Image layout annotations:
# # # #

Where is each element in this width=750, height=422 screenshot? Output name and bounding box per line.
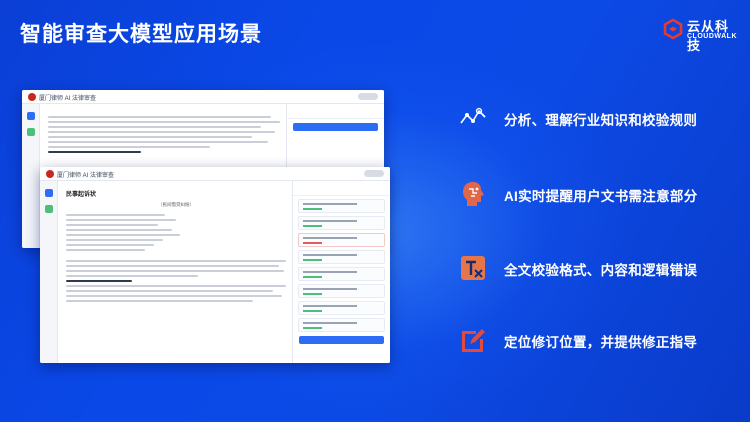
review-tabs-front: ​ ​ ​ — [293, 181, 390, 196]
feature-item-1: 分析、理解行业知识和校验规则 — [458, 101, 748, 135]
document-body-front: 民事起诉状 （民间借贷纠纷） — [66, 189, 286, 305]
feature-item-4: 定位修订位置，并提供修正指导 — [458, 323, 748, 357]
apply-fix-button[interactable] — [299, 336, 384, 344]
slide: 智能审查大模型应用场景 云从科技 CLOUDWALK 厦门律师 AI 法律审查 … — [0, 0, 750, 422]
feature-text-4: 定位修订位置，并提供修正指导 — [504, 335, 698, 350]
screenshot-front: 厦门律师 AI 法律审查 民事起诉状 （民间借贷纠纷） ​ ​ ​ — [40, 167, 390, 363]
review-item[interactable] — [298, 250, 385, 264]
review-panel-front: ​ ​ ​ — [292, 181, 390, 363]
user-avatar[interactable] — [358, 93, 378, 100]
doc-title: 民事起诉状 — [66, 192, 97, 198]
review-item[interactable] — [298, 284, 385, 298]
feature-item-3: 全文校验格式、内容和逻辑错误 — [458, 251, 748, 285]
analysis-icon — [460, 107, 486, 124]
app-title: 厦门律师 AI 法律审查 — [39, 96, 97, 102]
nav-review-icon[interactable] — [26, 112, 35, 120]
app-header-front: 厦门律师 AI 法律审查 — [40, 167, 390, 181]
review-item[interactable] — [298, 199, 385, 213]
feature-item-2: AI实时提醒用户文书需注意部分 — [458, 177, 748, 211]
cloudwalk-logo-icon — [663, 18, 683, 40]
review-item[interactable] — [298, 301, 385, 315]
logo-name-en: CLOUDWALK — [687, 33, 737, 40]
doc-subtitle: （民间借贷纠纷） — [158, 202, 194, 207]
nav-review-icon-front[interactable] — [44, 189, 53, 197]
start-review-button[interactable] — [293, 123, 378, 131]
emblem-icon-front — [46, 170, 54, 178]
page-title: 智能审查大模型应用场景 — [20, 23, 262, 46]
review-item[interactable] — [298, 267, 385, 281]
app-header: 厦门律师 AI 法律审查 — [22, 90, 384, 104]
feature-text-1: 分析、理解行业知识和校验规则 — [504, 113, 698, 128]
document-body — [48, 116, 280, 156]
sidebar — [22, 104, 40, 248]
nav-docs-icon-front[interactable] — [44, 205, 53, 213]
feature-text-3: 全文校验格式、内容和逻辑错误 — [504, 263, 698, 278]
user-avatar-front[interactable] — [364, 170, 384, 177]
edit-locate-icon — [462, 329, 485, 352]
feature-text-2: AI实时提醒用户文书需注意部分 — [504, 189, 698, 204]
nav-docs-icon[interactable] — [26, 128, 35, 136]
sidebar-front — [40, 181, 58, 363]
company-logo: 云从科技 CLOUDWALK — [662, 14, 742, 53]
review-item[interactable] — [298, 318, 385, 332]
emblem-icon — [28, 93, 36, 101]
review-tabs: ​ ​ ​ — [287, 104, 384, 119]
review-item[interactable] — [298, 233, 385, 247]
proofread-icon — [461, 256, 485, 280]
ai-alert-icon — [463, 182, 484, 206]
review-item[interactable] — [298, 216, 385, 230]
app-title-front: 厦门律师 AI 法律审查 — [57, 173, 115, 179]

# # # #

WRITTEN PROBLEM: Copy out every row above word for word, leaving out the pictures.

WORKED SOLUTION:
Where is each element in this width=750, height=422 screenshot? Output name and bounding box per line.
review-tabs-front: ​ ​ ​ — [293, 181, 390, 196]
feature-item-1: 分析、理解行业知识和校验规则 — [458, 101, 748, 135]
document-body-front: 民事起诉状 （民间借贷纠纷） — [66, 189, 286, 305]
feature-item-4: 定位修订位置，并提供修正指导 — [458, 323, 748, 357]
apply-fix-button[interactable] — [299, 336, 384, 344]
slide: 智能审查大模型应用场景 云从科技 CLOUDWALK 厦门律师 AI 法律审查 … — [0, 0, 750, 422]
feature-text-4: 定位修订位置，并提供修正指导 — [504, 335, 698, 350]
screenshot-front: 厦门律师 AI 法律审查 民事起诉状 （民间借贷纠纷） ​ ​ ​ — [40, 167, 390, 363]
review-item[interactable] — [298, 250, 385, 264]
review-panel-front: ​ ​ ​ — [292, 181, 390, 363]
user-avatar[interactable] — [358, 93, 378, 100]
doc-title: 民事起诉状 — [66, 192, 97, 198]
review-item[interactable] — [298, 284, 385, 298]
feature-item-3: 全文校验格式、内容和逻辑错误 — [458, 251, 748, 285]
analysis-icon — [460, 107, 486, 124]
app-title: 厦门律师 AI 法律审查 — [39, 96, 97, 102]
nav-review-icon[interactable] — [26, 112, 35, 120]
app-header-front: 厦门律师 AI 法律审查 — [40, 167, 390, 181]
review-item[interactable] — [298, 199, 385, 213]
feature-item-2: AI实时提醒用户文书需注意部分 — [458, 177, 748, 211]
cloudwalk-logo-icon — [663, 18, 683, 40]
review-item[interactable] — [298, 301, 385, 315]
logo-name-en: CLOUDWALK — [687, 33, 737, 40]
doc-subtitle: （民间借贷纠纷） — [158, 202, 194, 207]
nav-review-icon-front[interactable] — [44, 189, 53, 197]
start-review-button[interactable] — [293, 123, 378, 131]
emblem-icon-front — [46, 170, 54, 178]
page-title: 智能审查大模型应用场景 — [20, 23, 262, 46]
review-item[interactable] — [298, 267, 385, 281]
app-header: 厦门律师 AI 法律审查 — [22, 90, 384, 104]
feature-text-1: 分析、理解行业知识和校验规则 — [504, 113, 698, 128]
document-body — [48, 116, 280, 156]
sidebar — [22, 104, 40, 248]
nav-docs-icon-front[interactable] — [44, 205, 53, 213]
feature-text-3: 全文校验格式、内容和逻辑错误 — [504, 263, 698, 278]
user-avatar-front[interactable] — [364, 170, 384, 177]
edit-locate-icon — [462, 329, 485, 352]
feature-text-2: AI实时提醒用户文书需注意部分 — [504, 189, 698, 204]
nav-docs-icon[interactable] — [26, 128, 35, 136]
sidebar-front — [40, 181, 58, 363]
company-logo: 云从科技 CLOUDWALK — [662, 14, 742, 53]
review-item[interactable] — [298, 318, 385, 332]
emblem-icon — [28, 93, 36, 101]
review-tabs: ​ ​ ​ — [287, 104, 384, 119]
review-item[interactable] — [298, 233, 385, 247]
proofread-icon — [461, 256, 485, 280]
ai-alert-icon — [463, 182, 484, 206]
review-item[interactable] — [298, 216, 385, 230]
app-title-front: 厦门律师 AI 法律审查 — [57, 173, 115, 179]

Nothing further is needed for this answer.